* REQUIREMENT *
Reproduce every line of the material below verbatim, changing nothing.

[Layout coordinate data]
:::::
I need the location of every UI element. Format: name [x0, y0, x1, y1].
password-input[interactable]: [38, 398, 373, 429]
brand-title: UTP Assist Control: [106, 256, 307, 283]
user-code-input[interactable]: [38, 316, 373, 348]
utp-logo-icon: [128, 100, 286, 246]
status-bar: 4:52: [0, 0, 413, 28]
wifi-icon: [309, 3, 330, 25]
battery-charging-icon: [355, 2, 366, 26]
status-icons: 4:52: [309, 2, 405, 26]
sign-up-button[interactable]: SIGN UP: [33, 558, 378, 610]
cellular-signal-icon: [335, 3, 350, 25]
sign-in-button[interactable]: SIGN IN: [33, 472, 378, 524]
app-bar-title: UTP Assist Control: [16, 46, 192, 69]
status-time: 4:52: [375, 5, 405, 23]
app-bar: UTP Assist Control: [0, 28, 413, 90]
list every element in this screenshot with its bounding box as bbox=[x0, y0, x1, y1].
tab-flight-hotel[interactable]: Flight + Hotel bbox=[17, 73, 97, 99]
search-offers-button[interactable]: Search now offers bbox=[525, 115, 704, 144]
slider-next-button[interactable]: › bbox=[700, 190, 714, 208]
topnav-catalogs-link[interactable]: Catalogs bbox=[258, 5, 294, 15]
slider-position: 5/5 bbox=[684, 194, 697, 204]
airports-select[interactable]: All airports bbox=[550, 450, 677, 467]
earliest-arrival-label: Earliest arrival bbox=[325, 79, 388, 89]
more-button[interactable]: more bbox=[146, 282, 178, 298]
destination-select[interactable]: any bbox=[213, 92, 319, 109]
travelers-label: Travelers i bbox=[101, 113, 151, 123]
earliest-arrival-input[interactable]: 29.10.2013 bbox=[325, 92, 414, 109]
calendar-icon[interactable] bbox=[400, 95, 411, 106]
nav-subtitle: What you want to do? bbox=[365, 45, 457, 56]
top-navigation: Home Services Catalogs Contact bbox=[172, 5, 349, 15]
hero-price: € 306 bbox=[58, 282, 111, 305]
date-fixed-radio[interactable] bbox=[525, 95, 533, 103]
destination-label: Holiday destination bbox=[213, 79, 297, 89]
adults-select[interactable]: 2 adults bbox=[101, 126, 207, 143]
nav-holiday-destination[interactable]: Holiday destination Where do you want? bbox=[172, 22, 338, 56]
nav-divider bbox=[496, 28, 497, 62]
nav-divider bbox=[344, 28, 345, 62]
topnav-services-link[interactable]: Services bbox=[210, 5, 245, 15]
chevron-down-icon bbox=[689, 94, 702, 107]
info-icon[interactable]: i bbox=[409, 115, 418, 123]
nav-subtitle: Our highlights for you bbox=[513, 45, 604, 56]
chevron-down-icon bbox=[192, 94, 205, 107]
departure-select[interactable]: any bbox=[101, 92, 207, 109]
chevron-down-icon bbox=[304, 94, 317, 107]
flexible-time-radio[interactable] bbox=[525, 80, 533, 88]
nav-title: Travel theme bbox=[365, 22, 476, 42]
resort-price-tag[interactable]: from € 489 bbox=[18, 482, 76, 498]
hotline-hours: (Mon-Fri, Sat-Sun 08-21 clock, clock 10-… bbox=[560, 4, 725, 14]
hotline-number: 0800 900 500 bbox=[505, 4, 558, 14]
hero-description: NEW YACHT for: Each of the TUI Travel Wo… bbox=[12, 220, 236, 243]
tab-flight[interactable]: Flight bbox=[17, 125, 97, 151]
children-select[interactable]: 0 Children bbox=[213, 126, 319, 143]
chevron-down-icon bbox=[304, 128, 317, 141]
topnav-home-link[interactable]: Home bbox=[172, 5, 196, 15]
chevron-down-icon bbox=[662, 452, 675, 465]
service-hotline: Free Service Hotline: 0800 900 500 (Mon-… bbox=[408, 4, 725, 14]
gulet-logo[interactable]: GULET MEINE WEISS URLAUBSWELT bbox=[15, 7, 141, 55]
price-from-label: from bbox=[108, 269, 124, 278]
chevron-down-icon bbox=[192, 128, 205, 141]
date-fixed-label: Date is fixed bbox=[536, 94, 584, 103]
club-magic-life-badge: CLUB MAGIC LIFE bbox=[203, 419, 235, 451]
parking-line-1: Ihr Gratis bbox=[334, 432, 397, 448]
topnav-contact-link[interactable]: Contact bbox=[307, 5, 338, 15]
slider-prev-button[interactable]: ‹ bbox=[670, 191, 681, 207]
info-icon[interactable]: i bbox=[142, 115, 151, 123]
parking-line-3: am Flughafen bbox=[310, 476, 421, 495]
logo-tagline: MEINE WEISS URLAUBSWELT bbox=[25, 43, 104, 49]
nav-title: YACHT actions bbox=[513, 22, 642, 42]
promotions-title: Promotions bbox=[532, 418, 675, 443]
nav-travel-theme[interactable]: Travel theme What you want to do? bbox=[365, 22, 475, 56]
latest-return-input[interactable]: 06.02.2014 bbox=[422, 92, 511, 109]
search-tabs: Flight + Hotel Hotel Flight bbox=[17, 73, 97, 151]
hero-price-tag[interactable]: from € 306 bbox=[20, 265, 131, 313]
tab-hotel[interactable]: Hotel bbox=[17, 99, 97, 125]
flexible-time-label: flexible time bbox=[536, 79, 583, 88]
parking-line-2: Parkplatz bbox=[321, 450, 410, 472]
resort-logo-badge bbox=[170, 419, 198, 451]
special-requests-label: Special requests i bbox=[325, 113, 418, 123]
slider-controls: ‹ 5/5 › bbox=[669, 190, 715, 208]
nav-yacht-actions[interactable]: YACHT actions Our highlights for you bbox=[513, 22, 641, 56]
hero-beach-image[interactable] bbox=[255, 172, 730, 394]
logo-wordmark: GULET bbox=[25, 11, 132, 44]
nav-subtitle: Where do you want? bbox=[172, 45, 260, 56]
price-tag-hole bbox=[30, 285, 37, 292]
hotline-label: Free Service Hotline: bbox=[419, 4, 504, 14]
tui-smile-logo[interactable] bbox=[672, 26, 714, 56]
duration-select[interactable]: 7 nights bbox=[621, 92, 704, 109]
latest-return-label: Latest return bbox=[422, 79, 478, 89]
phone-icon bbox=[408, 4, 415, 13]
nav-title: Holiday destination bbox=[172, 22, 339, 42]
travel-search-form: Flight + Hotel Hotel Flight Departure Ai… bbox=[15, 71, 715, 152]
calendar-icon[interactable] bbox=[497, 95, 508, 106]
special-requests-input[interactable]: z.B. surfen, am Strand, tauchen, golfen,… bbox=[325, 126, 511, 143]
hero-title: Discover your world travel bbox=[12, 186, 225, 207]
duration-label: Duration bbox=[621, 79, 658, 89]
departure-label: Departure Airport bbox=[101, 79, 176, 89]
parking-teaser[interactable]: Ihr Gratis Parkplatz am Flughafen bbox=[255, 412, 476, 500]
:::::
* RESPONSE *
I need the location of every UI element. Format: name [x0, y0, x1, y1].
password-input[interactable]: [38, 398, 373, 429]
brand-title: UTP Assist Control: [106, 256, 307, 283]
user-code-input[interactable]: [38, 316, 373, 348]
utp-logo-icon: [128, 100, 286, 246]
status-bar: 4:52: [0, 0, 413, 28]
wifi-icon: [309, 3, 330, 25]
battery-charging-icon: [355, 2, 366, 26]
status-icons: 4:52: [309, 2, 405, 26]
sign-up-button[interactable]: SIGN UP: [33, 558, 378, 610]
cellular-signal-icon: [335, 3, 350, 25]
sign-in-button[interactable]: SIGN IN: [33, 472, 378, 524]
app-bar-title: UTP Assist Control: [16, 46, 192, 69]
status-time: 4:52: [375, 5, 405, 23]
app-bar: UTP Assist Control: [0, 28, 413, 90]
list every element in this screenshot with its bounding box as bbox=[x0, y0, x1, y1].
tab-flight-hotel[interactable]: Flight + Hotel bbox=[17, 73, 97, 99]
search-offers-button[interactable]: Search now offers bbox=[525, 115, 704, 144]
slider-next-button[interactable]: › bbox=[700, 190, 714, 208]
topnav-catalogs-link[interactable]: Catalogs bbox=[258, 5, 294, 15]
slider-position: 5/5 bbox=[684, 194, 697, 204]
airports-select[interactable]: All airports bbox=[550, 450, 677, 467]
earliest-arrival-label: Earliest arrival bbox=[325, 79, 388, 89]
more-button[interactable]: more bbox=[146, 282, 178, 298]
destination-select[interactable]: any bbox=[213, 92, 319, 109]
travelers-label: Travelers i bbox=[101, 113, 151, 123]
earliest-arrival-input[interactable]: 29.10.2013 bbox=[325, 92, 414, 109]
calendar-icon[interactable] bbox=[400, 95, 411, 106]
nav-subtitle: What you want to do? bbox=[365, 45, 457, 56]
top-navigation: Home Services Catalogs Contact bbox=[172, 5, 349, 15]
hero-price: € 306 bbox=[58, 282, 111, 305]
date-fixed-radio[interactable] bbox=[525, 95, 533, 103]
destination-label: Holiday destination bbox=[213, 79, 297, 89]
adults-select[interactable]: 2 adults bbox=[101, 126, 207, 143]
nav-holiday-destination[interactable]: Holiday destination Where do you want? bbox=[172, 22, 338, 56]
nav-divider bbox=[496, 28, 497, 62]
nav-divider bbox=[344, 28, 345, 62]
topnav-services-link[interactable]: Services bbox=[210, 5, 245, 15]
chevron-down-icon bbox=[689, 94, 702, 107]
info-icon[interactable]: i bbox=[409, 115, 418, 123]
nav-subtitle: Our highlights for you bbox=[513, 45, 604, 56]
chevron-down-icon bbox=[192, 94, 205, 107]
departure-select[interactable]: any bbox=[101, 92, 207, 109]
chevron-down-icon bbox=[304, 94, 317, 107]
flexible-time-radio[interactable] bbox=[525, 80, 533, 88]
nav-title: Travel theme bbox=[365, 22, 476, 42]
resort-price-tag[interactable]: from € 489 bbox=[18, 482, 76, 498]
hotline-hours: (Mon-Fri, Sat-Sun 08-21 clock, clock 10-… bbox=[560, 4, 725, 14]
hotline-number: 0800 900 500 bbox=[505, 4, 558, 14]
hero-description: NEW YACHT for: Each of the TUI Travel Wo… bbox=[12, 220, 236, 243]
tab-flight[interactable]: Flight bbox=[17, 125, 97, 151]
children-select[interactable]: 0 Children bbox=[213, 126, 319, 143]
chevron-down-icon bbox=[304, 128, 317, 141]
topnav-home-link[interactable]: Home bbox=[172, 5, 196, 15]
chevron-down-icon bbox=[662, 452, 675, 465]
service-hotline: Free Service Hotline: 0800 900 500 (Mon-… bbox=[408, 4, 725, 14]
gulet-logo[interactable]: GULET MEINE WEISS URLAUBSWELT bbox=[15, 7, 141, 55]
price-from-label: from bbox=[108, 269, 124, 278]
chevron-down-icon bbox=[192, 128, 205, 141]
date-fixed-label: Date is fixed bbox=[536, 94, 584, 103]
club-magic-life-badge: CLUB MAGIC LIFE bbox=[203, 419, 235, 451]
parking-line-1: Ihr Gratis bbox=[334, 432, 397, 448]
topnav-contact-link[interactable]: Contact bbox=[307, 5, 338, 15]
slider-prev-button[interactable]: ‹ bbox=[670, 191, 681, 207]
info-icon[interactable]: i bbox=[142, 115, 151, 123]
parking-line-3: am Flughafen bbox=[310, 476, 421, 495]
logo-tagline: MEINE WEISS URLAUBSWELT bbox=[25, 43, 104, 49]
nav-title: YACHT actions bbox=[513, 22, 642, 42]
promotions-title: Promotions bbox=[532, 418, 675, 443]
nav-travel-theme[interactable]: Travel theme What you want to do? bbox=[365, 22, 475, 56]
latest-return-input[interactable]: 06.02.2014 bbox=[422, 92, 511, 109]
search-tabs: Flight + Hotel Hotel Flight bbox=[17, 73, 97, 151]
hero-price-tag[interactable]: from € 306 bbox=[20, 265, 131, 313]
tab-hotel[interactable]: Hotel bbox=[17, 99, 97, 125]
flexible-time-label: flexible time bbox=[536, 79, 583, 88]
parking-line-2: Parkplatz bbox=[321, 450, 410, 472]
resort-logo-badge bbox=[170, 419, 198, 451]
special-requests-label: Special requests i bbox=[325, 113, 418, 123]
slider-controls: ‹ 5/5 › bbox=[669, 190, 715, 208]
nav-yacht-actions[interactable]: YACHT actions Our highlights for you bbox=[513, 22, 641, 56]
hero-beach-image[interactable] bbox=[255, 172, 730, 394]
logo-wordmark: GULET bbox=[25, 11, 132, 44]
nav-subtitle: Where do you want? bbox=[172, 45, 260, 56]
price-tag-hole bbox=[30, 285, 37, 292]
hotline-label: Free Service Hotline: bbox=[419, 4, 504, 14]
tui-smile-logo[interactable] bbox=[672, 26, 714, 56]
duration-select[interactable]: 7 nights bbox=[621, 92, 704, 109]
latest-return-label: Latest return bbox=[422, 79, 478, 89]
phone-icon bbox=[408, 4, 415, 13]
nav-title: Holiday destination bbox=[172, 22, 339, 42]
travel-search-form: Flight + Hotel Hotel Flight Departure Ai… bbox=[15, 71, 715, 152]
calendar-icon[interactable] bbox=[497, 95, 508, 106]
special-requests-input[interactable]: z.B. surfen, am Strand, tauchen, golfen,… bbox=[325, 126, 511, 143]
hero-title: Discover your world travel bbox=[12, 186, 225, 207]
duration-label: Duration bbox=[621, 79, 658, 89]
departure-label: Departure Airport bbox=[101, 79, 176, 89]
parking-teaser[interactable]: Ihr Gratis Parkplatz am Flughafen bbox=[255, 412, 476, 500]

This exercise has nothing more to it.